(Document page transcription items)

>>>

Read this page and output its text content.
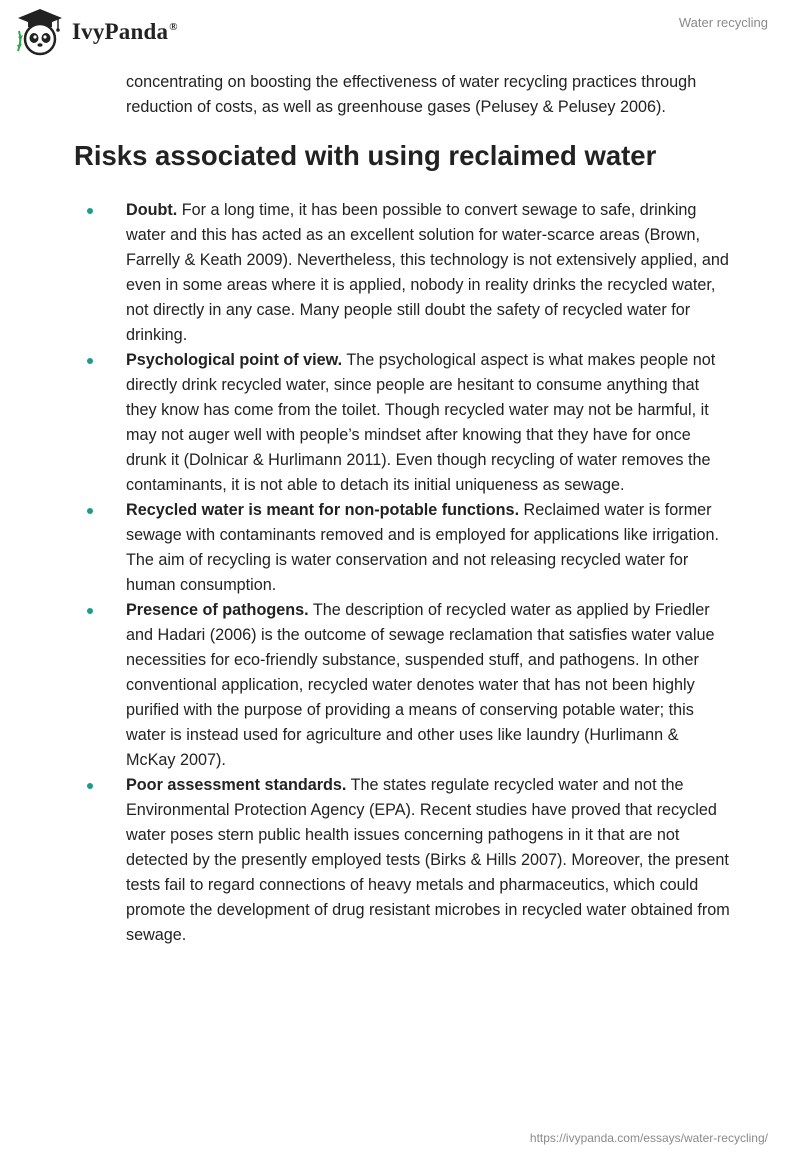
IvyPanda®	Water recycling

concentrating on boosting the effectiveness of water recycling practices through reduction of costs, as well as greenhouse gases (Pelusey & Pelusey 2006).

Risks associated with using reclaimed water
Doubt. For a long time, it has been possible to convert sewage to safe, drinking water and this has acted as an excellent solution for water-scarce areas (Brown, Farrelly & Keath 2009). Nevertheless, this technology is not extensively applied, and even in some areas where it is applied, nobody in reality drinks the recycled water, not directly in any case. Many people still doubt the safety of recycled water for drinking.
Psychological point of view. The psychological aspect is what makes people not directly drink recycled water, since people are hesitant to consume anything that they know has come from the toilet. Though recycled water may not be harmful, it may not auger well with people’s mindset after knowing that they have for once drunk it (Dolnicar & Hurlimann 2011). Even though recycling of water removes the contaminants, it is not able to detach its initial uniqueness as sewage.
Recycled water is meant for non-potable functions. Reclaimed water is former sewage with contaminants removed and is employed for applications like irrigation. The aim of recycling is water conservation and not releasing recycled water for human consumption.
Presence of pathogens. The description of recycled water as applied by Friedler and Hadari (2006) is the outcome of sewage reclamation that satisfies water value necessities for eco-friendly substance, suspended stuff, and pathogens. In other conventional application, recycled water denotes water that has not been highly purified with the purpose of providing a means of conserving potable water; this water is instead used for agriculture and other uses like laundry (Hurlimann & McKay 2007).
Poor assessment standards. The states regulate recycled water and not the Environmental Protection Agency (EPA). Recent studies have proved that recycled water poses stern public health issues concerning pathogens in it that are not detected by the presently employed tests (Birks & Hills 2007). Moreover, the present tests fail to regard connections of heavy metals and pharmaceutics, which could promote the development of drug resistant microbes in recycled water obtained from sewage.
https://ivypanda.com/essays/water-recycling/
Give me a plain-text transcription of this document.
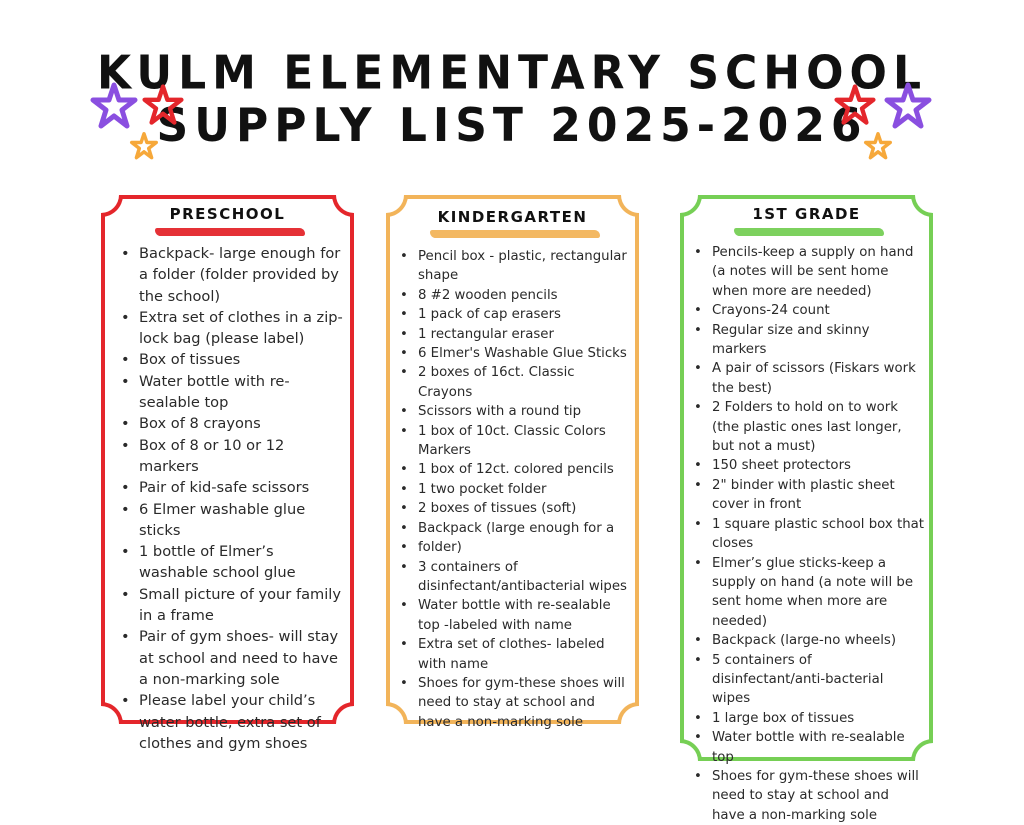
KULM ELEMENTARY SCHOOL
SUPPLY LIST 2025-2026
PRESCHOOL
• Backpack- large enough for a folder (folder provided by the school)
• Extra set of clothes in a zip-lock bag (please label)
• Box of tissues
• Water bottle with re-sealable top
• Box of 8 crayons
• Box of 8 or 10 or 12 markers
• Pair of kid-safe scissors
• 6 Elmer washable glue sticks
• 1 bottle of Elmer’s washable school glue
• Small picture of your family in a frame
• Pair of gym shoes- will stay at school and need to have a non-marking sole
• Please label your child’s water bottle, extra set of clothes and gym shoes
KINDERGARTEN
• Pencil box - plastic, rectangular shape
• 8 #2 wooden pencils
• 1 pack of cap erasers
• 1 rectangular eraser
• 6 Elmer's Washable Glue Sticks
• 2 boxes of 16ct. Classic Crayons
• Scissors with a round tip
• 1 box of 10ct. Classic Colors Markers
• 1 box of 12ct. colored pencils
• 1 two pocket folder
• 2 boxes of tissues (soft)
• Backpack (large enough for a
• folder)
• 3 containers of disinfectant/antibacterial wipes
• Water bottle with re-sealable top -labeled with name
• Extra set of clothes- labeled with name
• Shoes for gym-these shoes will need to stay at school and have a non-marking sole
1ST GRADE
• Pencils-keep a supply on hand (a notes will be sent home when more are needed)
• Crayons-24 count
• Regular size and skinny markers
• A pair of scissors (Fiskars work the best)
• 2 Folders to hold on to work (the plastic ones last longer, but not a must)
• 150 sheet protectors
• 2" binder with plastic sheet cover in front
• 1 square plastic school box that closes
• Elmer’s glue sticks-keep a supply on hand (a note will be sent home when more are needed)
• Backpack (large-no wheels)
• 5 containers of disinfectant/anti-bacterial wipes
• 1 large box of tissues
• Water bottle with re-sealable top
• Shoes for gym-these shoes will need to stay at school and have a non-marking sole
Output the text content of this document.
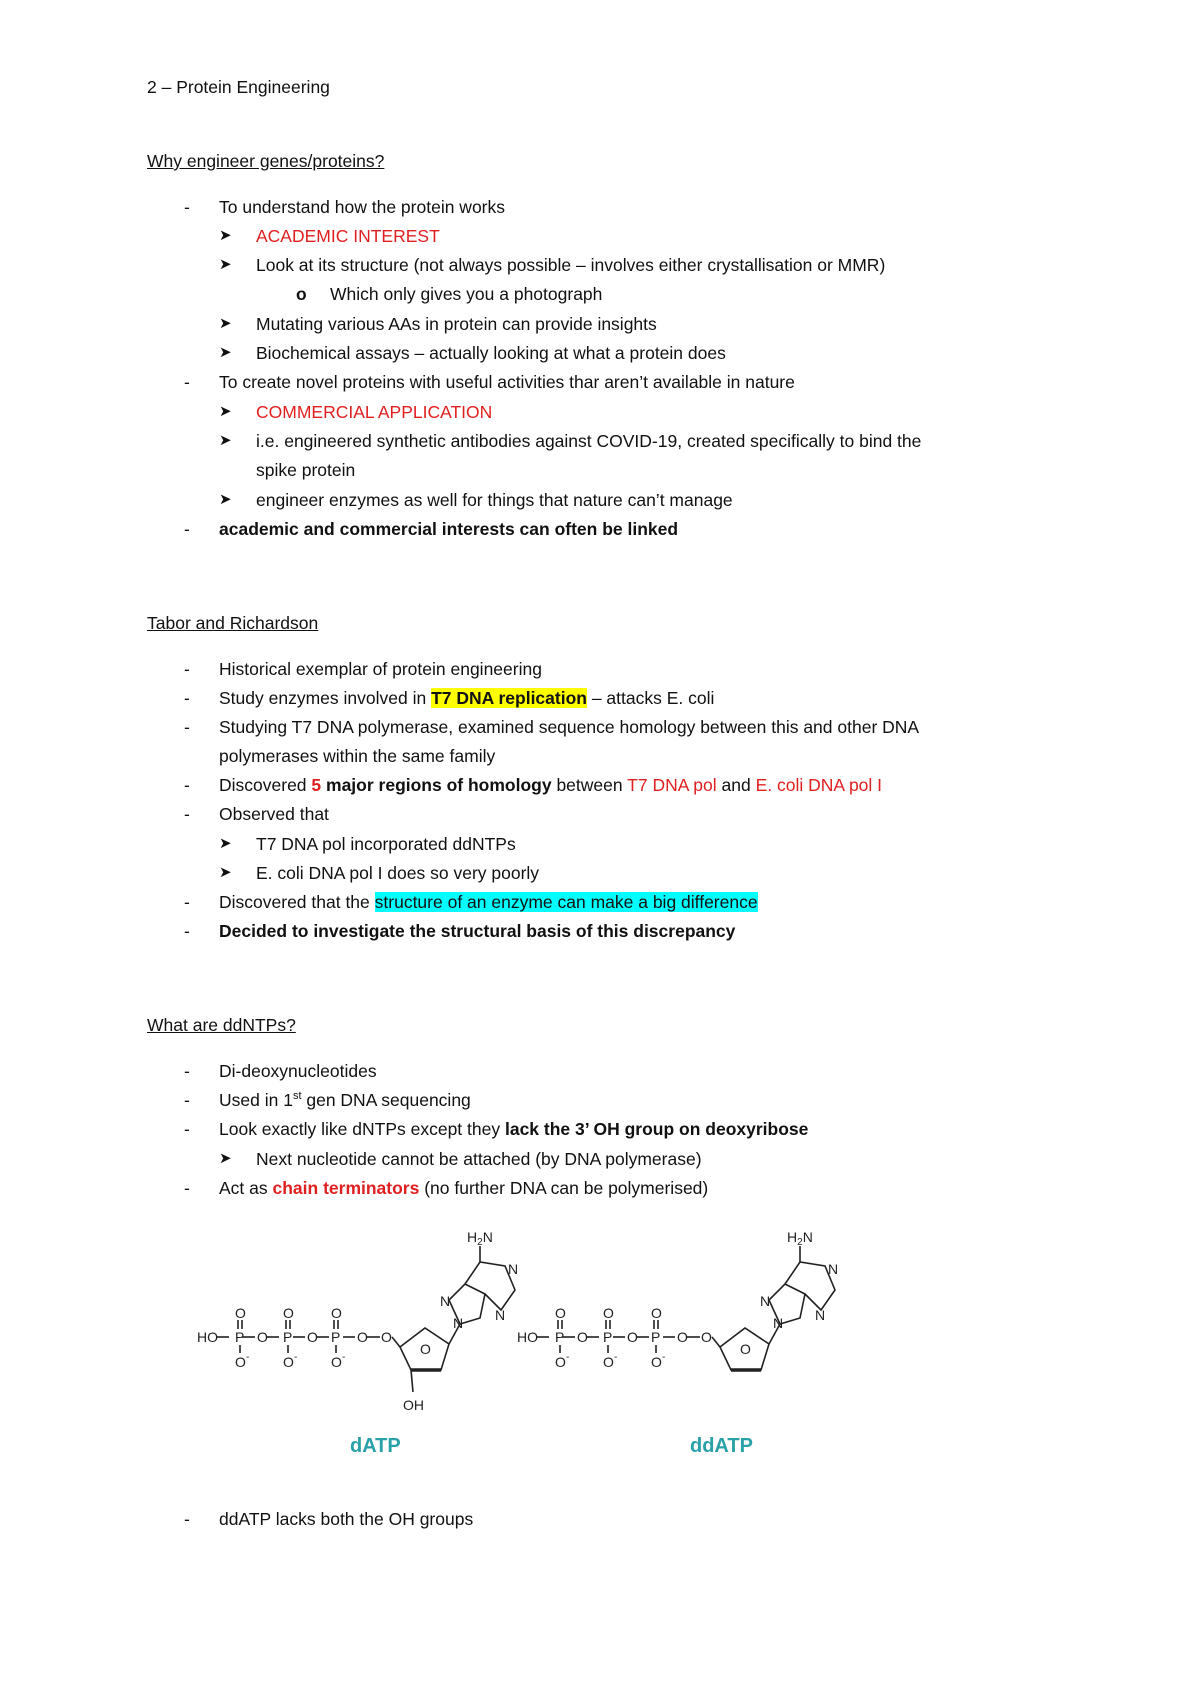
2 – Protein Engineering
Why engineer genes/proteins?
- To understand how the protein works
➤ ACADEMIC INTEREST
➤ Look at its structure (not always possible – involves either crystallisation or MMR)
o Which only gives you a photograph
➤ Mutating various AAs in protein can provide insights
➤ Biochemical assays – actually looking at what a protein does
- To create novel proteins with useful activities thar aren’t available in nature
➤ COMMERCIAL APPLICATION
➤ i.e. engineered synthetic antibodies against COVID-19, created specifically to bind the
spike protein
➤ engineer enzymes as well for things that nature can’t manage
- academic and commercial interests can often be linked
Tabor and Richardson
- Historical exemplar of protein engineering
- Study enzymes involved in T7 DNA replication – attacks E. coli
- Studying T7 DNA polymerase, examined sequence homology between this and other DNA
polymerases within the same family
- Discovered 5 major regions of homology between T7 DNA pol and E. coli DNA pol I
- Observed that
➤ T7 DNA pol incorporated ddNTPs
➤ E. coli DNA pol I does so very poorly
- Discovered that the structure of an enzyme can make a big difference
- Decided to investigate the structural basis of this discrepancy
What are ddNTPs?
- Di-deoxynucleotides
- Used in 1st gen DNA sequencing
- Look exactly like dNTPs except they lack the 3’ OH group on deoxyribose
➤ Next nucleotide cannot be attached (by DNA polymerase)
- Act as chain terminators (no further DNA can be polymerised)
HO P	P	P
O	O	O
O	O	O
O	O	O
-	-	-
O
O
OH
N
N
N
N
$H_2N$
HO P	P	P
O	O	O
O	O	O
O	O	O
-	-	-
O
O
N
N
N
N
$H_2N$
dATP	ddATP
- ddATP lacks both the OH groups
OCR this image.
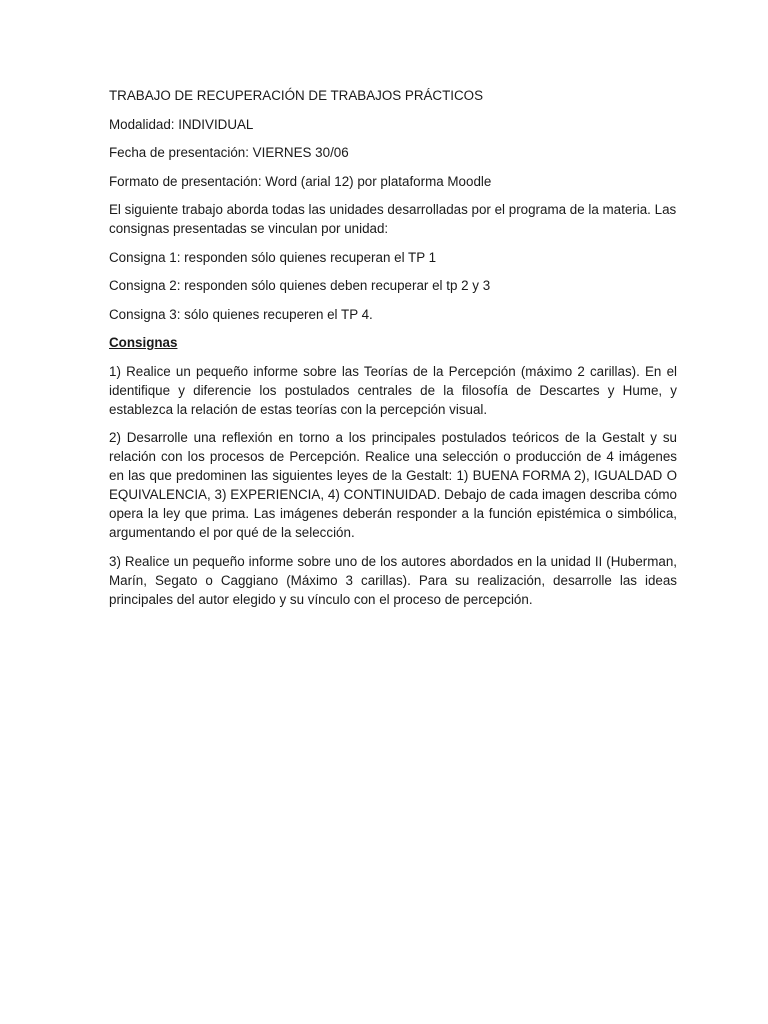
TRABAJO DE RECUPERACIÓN DE TRABAJOS PRÁCTICOS

Modalidad: INDIVIDUAL

Fecha de presentación: VIERNES 30/06

Formato de presentación: Word (arial 12) por plataforma Moodle

El siguiente trabajo aborda todas las unidades desarrolladas por el programa de la materia. Las consignas presentadas se vinculan por unidad:

Consigna 1: responden sólo quienes recuperan el TP 1

Consigna 2: responden sólo quienes deben recuperar el tp 2 y 3

Consigna 3: sólo quienes recuperen el TP 4.

Consignas

1) Realice un pequeño informe sobre las Teorías de la Percepción (máximo 2 carillas). En el identifique y diferencie los postulados centrales de la filosofía de Descartes y Hume, y establezca la relación de estas teorías con la percepción visual.

2) Desarrolle una reflexión en torno a los principales postulados teóricos de la Gestalt y su relación con los procesos de Percepción. Realice una selección o producción de 4 imágenes en las que predominen las siguientes leyes de la Gestalt: 1) BUENA FORMA 2), IGUALDAD O EQUIVALENCIA, 3) EXPERIENCIA, 4) CONTINUIDAD. Debajo de cada imagen describa cómo opera la ley que prima. Las imágenes deberán responder a la función epistémica o simbólica, argumentando el por qué de la selección.

3) Realice un pequeño informe sobre uno de los autores abordados en la unidad II (Huberman, Marín, Segato o Caggiano (Máximo 3 carillas). Para su realización, desarrolle las ideas principales del autor elegido y su vínculo con el proceso de percepción.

<<<

# [TASK DETAILS]
Restate each entry word for word; omit the pictures.

# [EXERCISE ANSWER]
Read this page and output its text content.
IvyPanda®	Water recycling

concentrating on boosting the effectiveness of water recycling practices through reduction of costs, as well as greenhouse gases (Pelusey & Pelusey 2006).

Risks associated with using reclaimed water
Doubt. For a long time, it has been possible to convert sewage to safe, drinking water and this has acted as an excellent solution for water-scarce areas (Brown, Farrelly & Keath 2009). Nevertheless, this technology is not extensively applied, and even in some areas where it is applied, nobody in reality drinks the recycled water, not directly in any case. Many people still doubt the safety of recycled water for drinking.
Psychological point of view. The psychological aspect is what makes people not directly drink recycled water, since people are hesitant to consume anything that they know has come from the toilet. Though recycled water may not be harmful, it may not auger well with people’s mindset after knowing that they have for once drunk it (Dolnicar & Hurlimann 2011). Even though recycling of water removes the contaminants, it is not able to detach its initial uniqueness as sewage.
Recycled water is meant for non-potable functions. Reclaimed water is former sewage with contaminants removed and is employed for applications like irrigation. The aim of recycling is water conservation and not releasing recycled water for human consumption.
Presence of pathogens. The description of recycled water as applied by Friedler and Hadari (2006) is the outcome of sewage reclamation that satisfies water value necessities for eco-friendly substance, suspended stuff, and pathogens. In other conventional application, recycled water denotes water that has not been highly purified with the purpose of providing a means of conserving potable water; this water is instead used for agriculture and other uses like laundry (Hurlimann & McKay 2007).
Poor assessment standards. The states regulate recycled water and not the Environmental Protection Agency (EPA). Recent studies have proved that recycled water poses stern public health issues concerning pathogens in it that are not detected by the presently employed tests (Birks & Hills 2007). Moreover, the present tests fail to regard connections of heavy metals and pharmaceutics, which could promote the development of drug resistant microbes in recycled water obtained from sewage.
https://ivypanda.com/essays/water-recycling/
Give me a plain-text transcription of this document.
KULM ELEMENTARY SCHOOL
SUPPLY LIST 2025-2026
PRESCHOOL
• Backpack- large enough for a folder (folder provided by the school)
• Extra set of clothes in a zip-lock bag (please label)
• Box of tissues
• Water bottle with re-sealable top
• Box of 8 crayons
• Box of 8 or 10 or 12 markers
• Pair of kid-safe scissors
• 6 Elmer washable glue sticks
• 1 bottle of Elmer’s washable school glue
• Small picture of your family in a frame
• Pair of gym shoes- will stay at school and need to have a non-marking sole
• Please label your child’s water bottle, extra set of clothes and gym shoes
KINDERGARTEN
• Pencil box - plastic, rectangular shape
• 8 #2 wooden pencils
• 1 pack of cap erasers
• 1 rectangular eraser
• 6 Elmer's Washable Glue Sticks
• 2 boxes of 16ct. Classic Crayons
• Scissors with a round tip
• 1 box of 10ct. Classic Colors Markers
• 1 box of 12ct. colored pencils
• 1 two pocket folder
• 2 boxes of tissues (soft)
• Backpack (large enough for a
• folder)
• 3 containers of disinfectant/antibacterial wipes
• Water bottle with re-sealable top -labeled with name
• Extra set of clothes- labeled with name
• Shoes for gym-these shoes will need to stay at school and have a non-marking sole
1ST GRADE
• Pencils-keep a supply on hand (a notes will be sent home when more are needed)
• Crayons-24 count
• Regular size and skinny markers
• A pair of scissors (Fiskars work the best)
• 2 Folders to hold on to work (the plastic ones last longer, but not a must)
• 150 sheet protectors
• 2" binder with plastic sheet cover in front
• 1 square plastic school box that closes
• Elmer’s glue sticks-keep a supply on hand (a note will be sent home when more are needed)
• Backpack (large-no wheels)
• 5 containers of disinfectant/anti-bacterial wipes
• 1 large box of tissues
• Water bottle with re-sealable top
• Shoes for gym-these shoes will need to stay at school and have a non-marking sole
Output the text content of this document.
2 – Protein Engineering
Why engineer genes/proteins?
- To understand how the protein works
➤ ACADEMIC INTEREST
➤ Look at its structure (not always possible – involves either crystallisation or MMR)
o Which only gives you a photograph
➤ Mutating various AAs in protein can provide insights
➤ Biochemical assays – actually looking at what a protein does
- To create novel proteins with useful activities thar aren’t available in nature
➤ COMMERCIAL APPLICATION
➤ i.e. engineered synthetic antibodies against COVID-19, created specifically to bind the
spike protein
➤ engineer enzymes as well for things that nature can’t manage
- academic and commercial interests can often be linked
Tabor and Richardson
- Historical exemplar of protein engineering
- Study enzymes involved in T7 DNA replication – attacks E. coli
- Studying T7 DNA polymerase, examined sequence homology between this and other DNA
polymerases within the same family
- Discovered 5 major regions of homology between T7 DNA pol and E. coli DNA pol I
- Observed that
➤ T7 DNA pol incorporated ddNTPs
➤ E. coli DNA pol I does so very poorly
- Discovered that the structure of an enzyme can make a big difference
- Decided to investigate the structural basis of this discrepancy
What are ddNTPs?
- Di-deoxynucleotides
- Used in 1st gen DNA sequencing
- Look exactly like dNTPs except they lack the 3’ OH group on deoxyribose
➤ Next nucleotide cannot be attached (by DNA polymerase)
- Act as chain terminators (no further DNA can be polymerised)
HO P	P	P
O	O	O
O	O	O
O	O	O
-	-	-
O
O
OH
N
N
N
N
$H_2N$
HO P	P	P
O	O	O
O	O	O
O	O	O
-	-	-
O
O
N
N
N
N
$H_2N$
dATP	ddATP
- ddATP lacks both the OH groups
OCR this image.
TRABAJO DE RECUPERACIÓN DE TRABAJOS PRÁCTICOS

Modalidad: INDIVIDUAL

Fecha de presentación: VIERNES 30/06

Formato de presentación: Word (arial 12) por plataforma Moodle

El siguiente trabajo aborda todas las unidades desarrolladas por el programa de la materia. Las consignas presentadas se vinculan por unidad:

Consigna 1: responden sólo quienes recuperan el TP 1

Consigna 2: responden sólo quienes deben recuperar el tp 2 y 3

Consigna 3: sólo quienes recuperen el TP 4.

Consignas

1) Realice un pequeño informe sobre las Teorías de la Percepción (máximo 2 carillas). En el identifique y diferencie los postulados centrales de la filosofía de Descartes y Hume, y establezca la relación de estas teorías con la percepción visual.

2) Desarrolle una reflexión en torno a los principales postulados teóricos de la Gestalt y su relación con los procesos de Percepción. Realice una selección o producción de 4 imágenes en las que predominen las siguientes leyes de la Gestalt: 1) BUENA FORMA 2), IGUALDAD O EQUIVALENCIA, 3) EXPERIENCIA, 4) CONTINUIDAD. Debajo de cada imagen describa cómo opera la ley que prima. Las imágenes deberán responder a la función epistémica o simbólica, argumentando el por qué de la selección.

3) Realice un pequeño informe sobre uno de los autores abordados en la unidad II (Huberman, Marín, Segato o Caggiano (Máximo 3 carillas). Para su realización, desarrolle las ideas principales del autor elegido y su vínculo con el proceso de percepción.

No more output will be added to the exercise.